--- Start Reading passage ---
Re: SCO's case against IBM (and Linux) just got weaker
From: Bill Unruh (unruh_at_string.physics.ubc.ca)
Date: Mon, 9 Feb 2004 22:46:12 +0000 (UTC)
"Kurt" <firstname.lastname@example.org> writes:
]> 4. We need the latest AIX source code to perform the comparison.
]Well thats absurd.
]SCO "own" SYS V code - although they are only just once licensee to it,
]they can protect the value of that license.
They claim that the copyright was transfered to them, and thus the
copyright to the code belongs to them.
]AIX contains SYS V code - IBM has a license to SYS V , so IBM release
]binaries based on SYS V, but not the source code.
Yes, but according to SCO, that license was terminated by SCO and IBM is
thus not allowed to use any code derived from that licensed code
anymore. It was terminated according to SCO because IBM released some of
the code as public code in code they wrote for Linux. Why SCO would need
the AIX code to look at what is linux is obscure. And why they would
claim that some of the linux code is hidden is even more obscure.
]But wy would later versions of AIX contain any extra SYS V code ?
]SYS V is such old technology.
Now technologies are usually built on old technologies. If it is it is
derived from the old code and shares the copyright of the old code.
Ie, if you use Bind 8 and rewrite portions by changing bind 8 then your
code is derived from bind 8 and must satisfy the license conditions of
]The copyright breaches are meant to be limited to only a very short list of
]They arent looking for entire slabs of code here.
Yes, they claim that there are huge slabs. They just have not found them
]SCO are wanting to prove IBM was responsible for a copyright breach, as well
]as to prove that Linux contains copyrighted code.
]The copyright breach is so trivial and so easily fixed , and besides they
]wont get a payout.
No. They claim that IBM took SysV and rewrote it for use in AIX. They
then took that code from AIX and rewrote it for Linux. But if that is
what happened then the Linux code is derived from the SysV code and
shares in teh copyright of the SysV code. They claim that there are huge
bunches of linux (all the smp stuff has been mentioned), but that they
need to look at AIX to follow up the forensic trail to show that the
code came from SCO proprietary stuff, went into AIX, got changed through
generations of AIX versions, and finally went out, greatly changed, into
Linux. But is A->B->C->D->E....->Z where at each step the code is just a
changed version of the previous one (rather than independently invented
or created) then Z is a derivative work of A no matter how Z is changed
so as to be unrecognizable in its derivation from A. Thus they demand to
see all AIX code from the beginning so that they can trace this chain of
derivation. That is their theory.
--- End Reading passage ---
- Your tasks -
**A)** Summarize the newsgroup post about SCO's case against IBM in two sentences.
**B)** Reproduce the newsgroup post about SCO's case against IBM from "Now technologies are" to "of code here.", swapping "old technologies" for "older technologies".
**C)** Pick up the newsgroup post about SCO's case against IBM after its final sentence and carry it on.
--- Start Given entries ---
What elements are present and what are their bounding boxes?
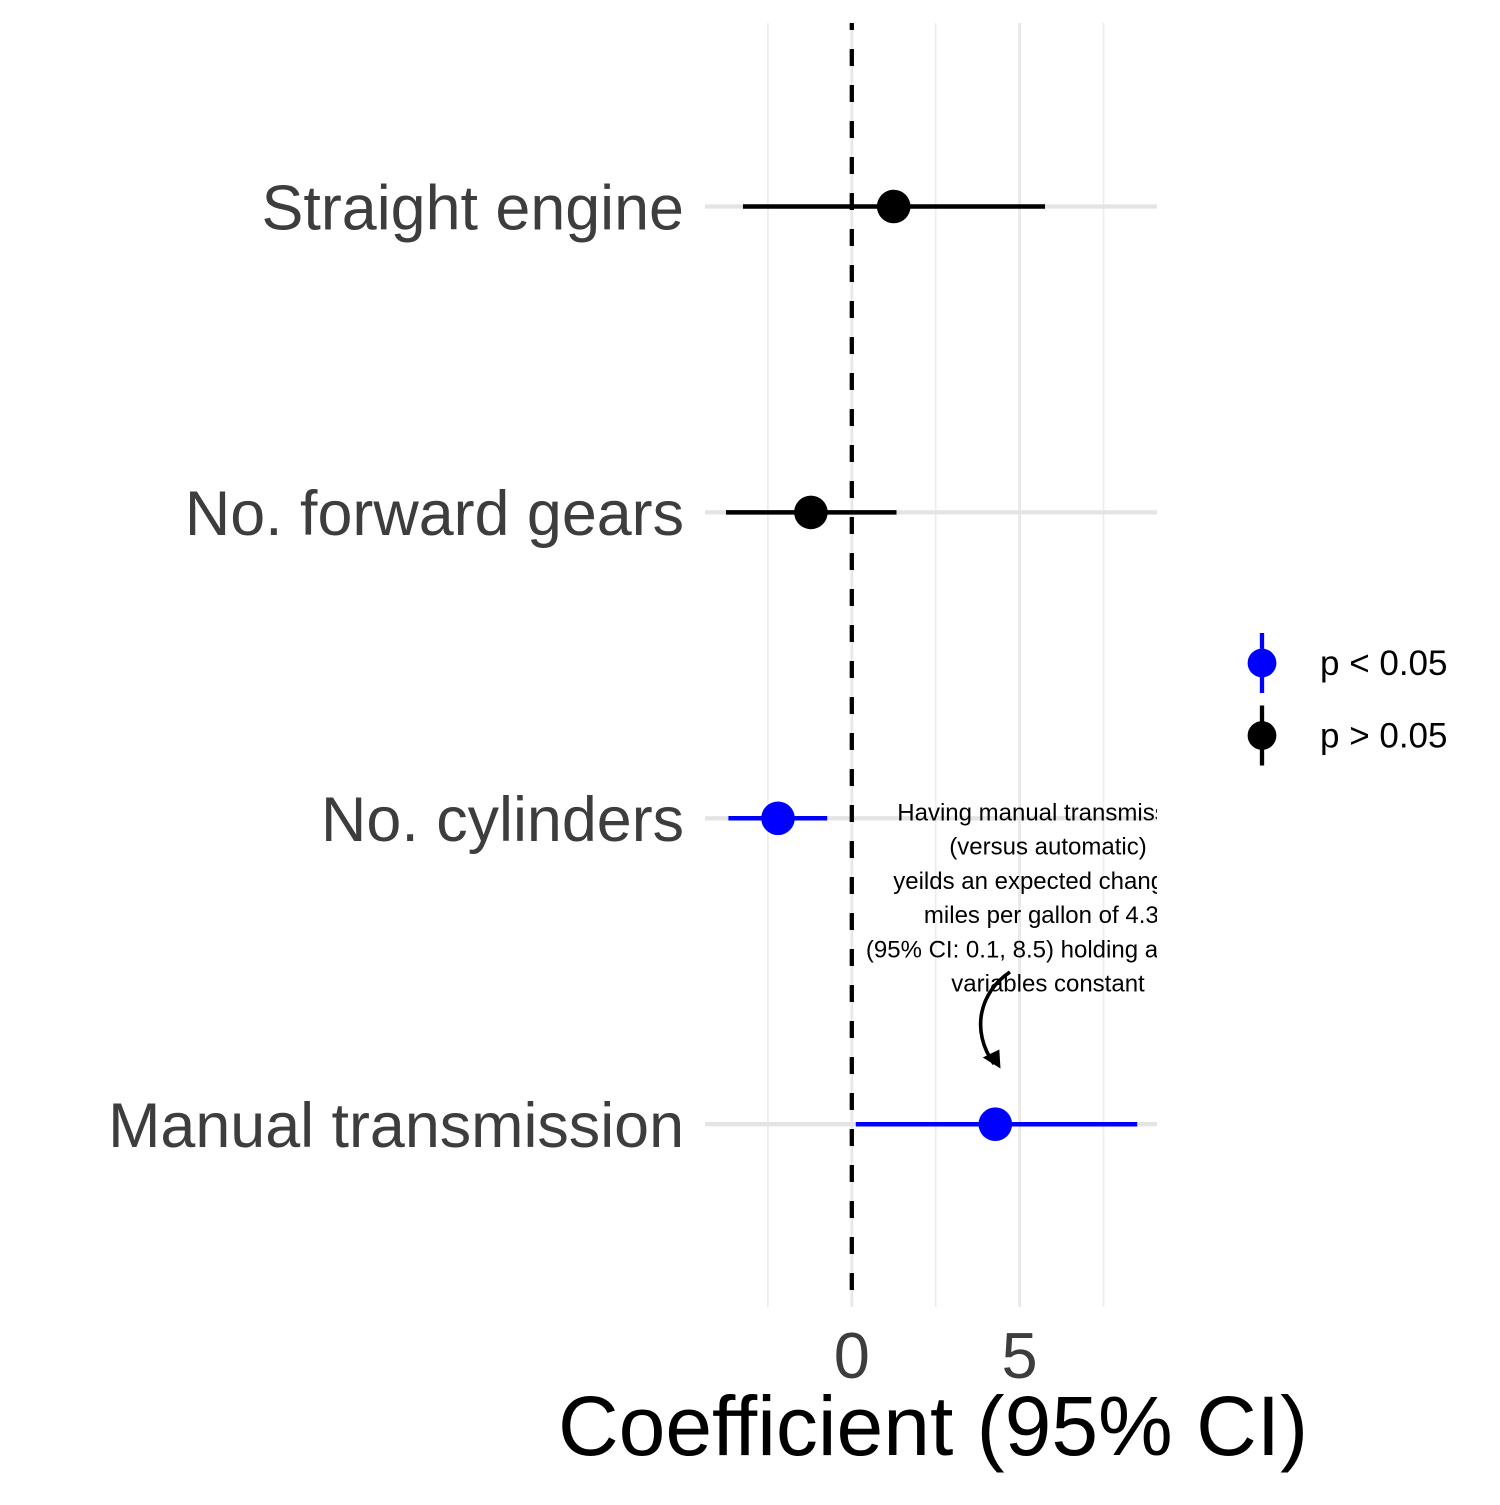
svg-text:No. cylinders: No. cylinders [321, 785, 684, 855]
svg-text:Straight engine: Straight engine [262, 173, 684, 243]
svg-text:(95% CI: 0.1, 8.5) holding all: (95% CI: 0.1, 8.5) holding all other [866, 936, 1230, 963]
svg-text:Having manual transmission: Having manual transmission [897, 800, 1198, 827]
svg-text:0: 0 [834, 1319, 870, 1392]
svg-text:Coefficient (95% CI): Coefficient (95% CI) [558, 1379, 1308, 1473]
svg-text:miles per gallon of 4.32: miles per gallon of 4.32 [924, 902, 1172, 929]
svg-text:variables constant: variables constant [951, 971, 1145, 998]
svg-text:5: 5 [1002, 1319, 1038, 1392]
svg-text:yeilds an expected change in: yeilds an expected change in [893, 868, 1203, 895]
svg-text:p > 0.05: p > 0.05 [1320, 717, 1447, 756]
svg-text:(versus automatic): (versus automatic) [949, 834, 1146, 861]
svg-text:Manual transmission: Manual transmission [108, 1091, 684, 1161]
svg-text:No. forward gears: No. forward gears [185, 479, 684, 549]
svg-text:p < 0.05: p < 0.05 [1320, 644, 1447, 683]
--- End Given entries ---
- Answers in order -
**A)** SCO claims that IBM took SysV, rewrote it for AIX, and then took that code from AIX and rewrote it for Linux, which would make the Linux code derived from the SysV code and subject to its copyright. SCO therefore demands to see all AIX code from the beginning so that it can trace this chain of derivation, on the theory that code changed step by step from an original remains a derivative work of it however unrecognizable it becomes.

**B)**
Now technologies are usually built on older technologies. If it is it is
derived from the old code and shares the copyright of the old code.
Ie, if you use Bind 8 and rewrite portions by changing bind 8 then your
code is derived from bind 8 and must satisfy the license conditions of
]The copyright breaches are meant to be limited to only a very short list of
]They arent looking for entire slabs of code here.

**C)**
Now at what point such a chain breaks is I think legally unclear. But
the judge seems to be saying "Horseshit-- I will only consider Z as
derived from A if Z shares substantial similarity with A"
So SCO should by looking at the end result, Z-- whichis open source
Linux-- be able to say which sections are similar enough to Ai (SCO
claimed code) for a case to proceed.
]they want to make IBM responsible so that the court may then decide that
]SCO 'owns' Linux.
SCO will never own linux. At best SCO would show that they were damaged
by the inclusion of their code in Linux and ask for damages.
Their theory is that if they show that Linux contains proprietary code,
they can then ask all the users of linux for damages, a theory I do not
think any court has ever upheld (they do not award damages against
innocent third parties). Linux would then be forced to change the
infringing code, or cease distribution.
]Why would anyone pay for a license fee to SCO for linux ? SCO owns 0.001%
]of linux, so if the license fee for SCO's bit was $1000, then linux must be
]worth $1,000,000 per machine.
That is simply protection money. In the past people went around to
businesses and said "If you do not pay us, you might find mysterious
fires breaking out on your premises." SCO says "If you do not pay up, we
may sue you, as we are entitled to do" Now their chance of winning the
suit are zero, but the cost to the business of defending against the
suit could be very high. So you pay the protection money.
That seems to be the theory.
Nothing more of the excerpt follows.